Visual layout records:
━━━━━━

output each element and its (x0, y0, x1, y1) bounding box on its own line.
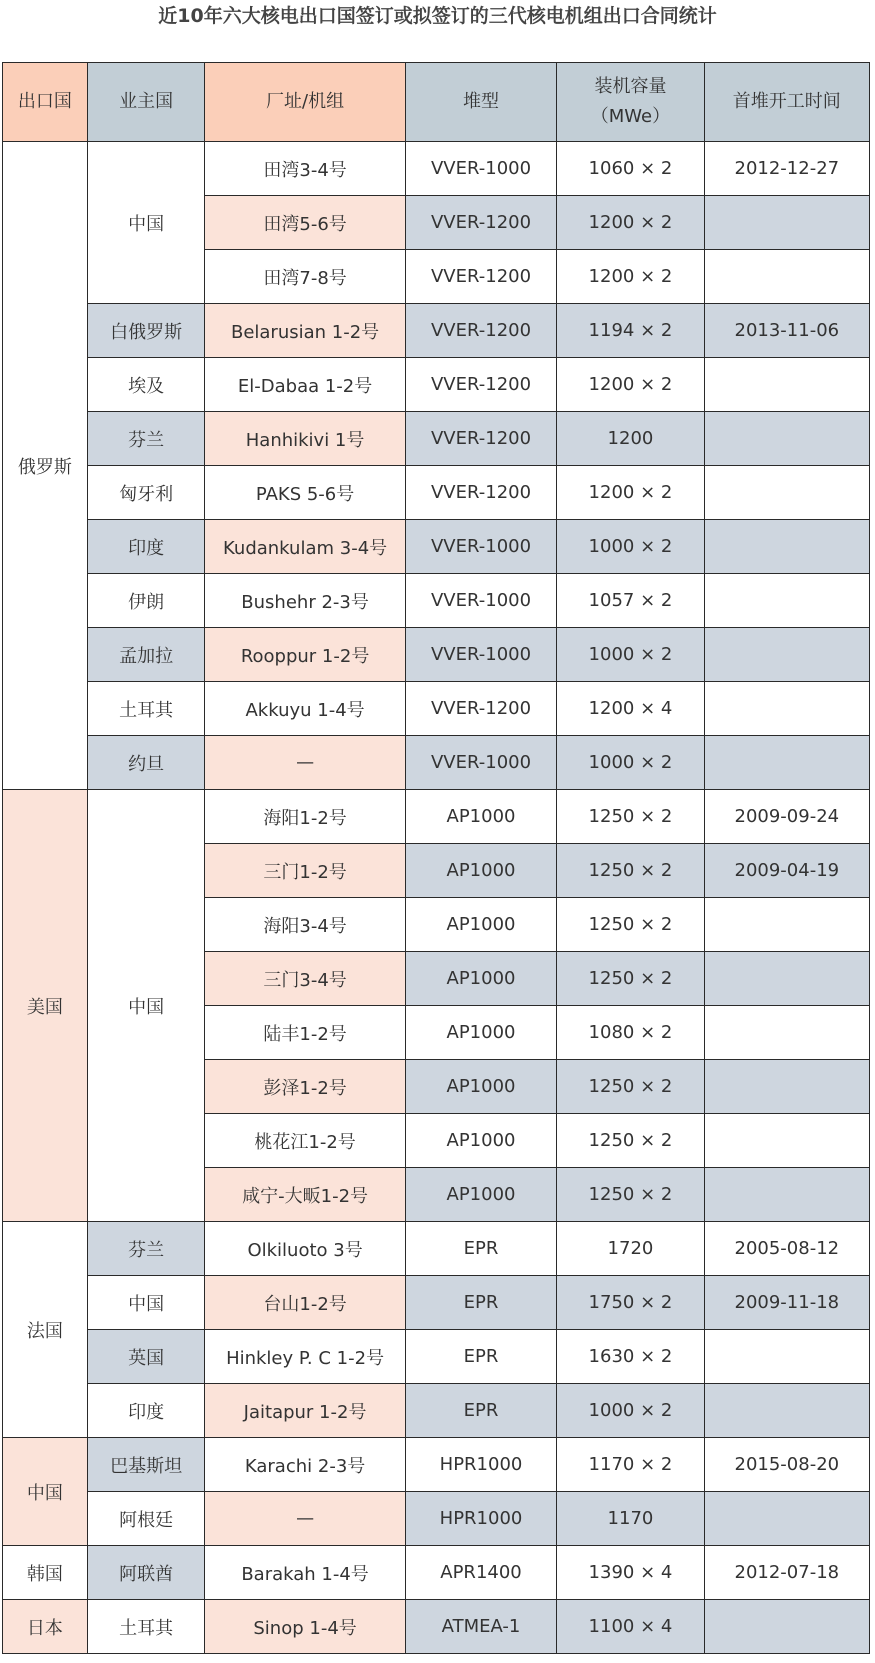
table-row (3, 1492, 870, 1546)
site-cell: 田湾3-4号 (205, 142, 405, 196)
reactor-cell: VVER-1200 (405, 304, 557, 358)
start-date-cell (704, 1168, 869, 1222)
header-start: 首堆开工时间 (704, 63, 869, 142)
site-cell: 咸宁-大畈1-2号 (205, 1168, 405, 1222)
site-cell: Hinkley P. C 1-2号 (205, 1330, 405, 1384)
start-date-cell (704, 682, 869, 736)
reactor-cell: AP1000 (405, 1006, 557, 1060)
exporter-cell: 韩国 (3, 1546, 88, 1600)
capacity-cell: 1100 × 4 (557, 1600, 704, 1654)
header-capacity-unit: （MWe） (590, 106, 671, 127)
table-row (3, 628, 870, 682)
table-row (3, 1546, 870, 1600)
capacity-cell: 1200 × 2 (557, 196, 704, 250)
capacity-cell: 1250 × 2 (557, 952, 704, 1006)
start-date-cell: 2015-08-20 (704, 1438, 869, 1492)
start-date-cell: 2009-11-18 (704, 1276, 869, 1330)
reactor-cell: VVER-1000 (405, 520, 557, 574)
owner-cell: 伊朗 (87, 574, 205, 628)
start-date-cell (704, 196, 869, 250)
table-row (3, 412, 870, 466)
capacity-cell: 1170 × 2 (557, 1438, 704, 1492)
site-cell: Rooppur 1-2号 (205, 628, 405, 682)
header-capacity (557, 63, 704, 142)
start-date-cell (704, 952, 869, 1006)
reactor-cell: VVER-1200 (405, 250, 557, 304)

━━━━━━

:: Stated task ::
Please convert the lines into a JSON list of strings, one string per line, starting at the line that contains "table-row (3, 1492, 870, 1546)" and continuing through the end of the records. Leave out blank lines.

:: Exercise result ::
[
  "table-row (3, 1492, 870, 1546)",
  "site-cell: 田湾3-4号 (205, 142, 405, 196)",
  "reactor-cell: VVER-1200 (405, 304, 557, 358)",
  "start-date-cell (704, 1168, 869, 1222)",
  "header-start: 首堆开工时间 (704, 63, 869, 142)",
  "site-cell: 咸宁-大畈1-2号 (205, 1168, 405, 1222)",
  "site-cell: Hinkley P. C 1-2号 (205, 1330, 405, 1384)",
  "start-date-cell (704, 682, 869, 736)",
  "reactor-cell: AP1000 (405, 1006, 557, 1060)",
  "exporter-cell: 韩国 (3, 1546, 88, 1600)",
  "capacity-cell: 1100 × 4 (557, 1600, 704, 1654)",
  "header-capacity-unit: （MWe） (590, 106, 671, 127)",
  "table-row (3, 628, 870, 682)",
  "table-row (3, 1546, 870, 1600)",
  "capacity-cell: 1200 × 2 (557, 196, 704, 250)",
  "capacity-cell: 1250 × 2 (557, 952, 704, 1006)",
  "start-date-cell: 2015-08-20 (704, 1438, 869, 1492)",
  "start-date-cell: 2009-11-18 (704, 1276, 869, 1330)",
  "reactor-cell: VVER-1000 (405, 520, 557, 574)",
  "owner-cell: 伊朗 (87, 574, 205, 628)",
  "start-date-cell (704, 196, 869, 250)",
  "table-row (3, 412, 870, 466)",
  "capacity-cell: 1170 × 2 (557, 1438, 704, 1492)",
  "site-cell: Rooppur 1-2号 (205, 628, 405, 682)",
  "header-capacity (557, 63, 704, 142)",
  "start-date-cell (704, 952, 869, 1006)",
  "reactor-cell: VVER-1200 (405, 250, 557, 304)"
]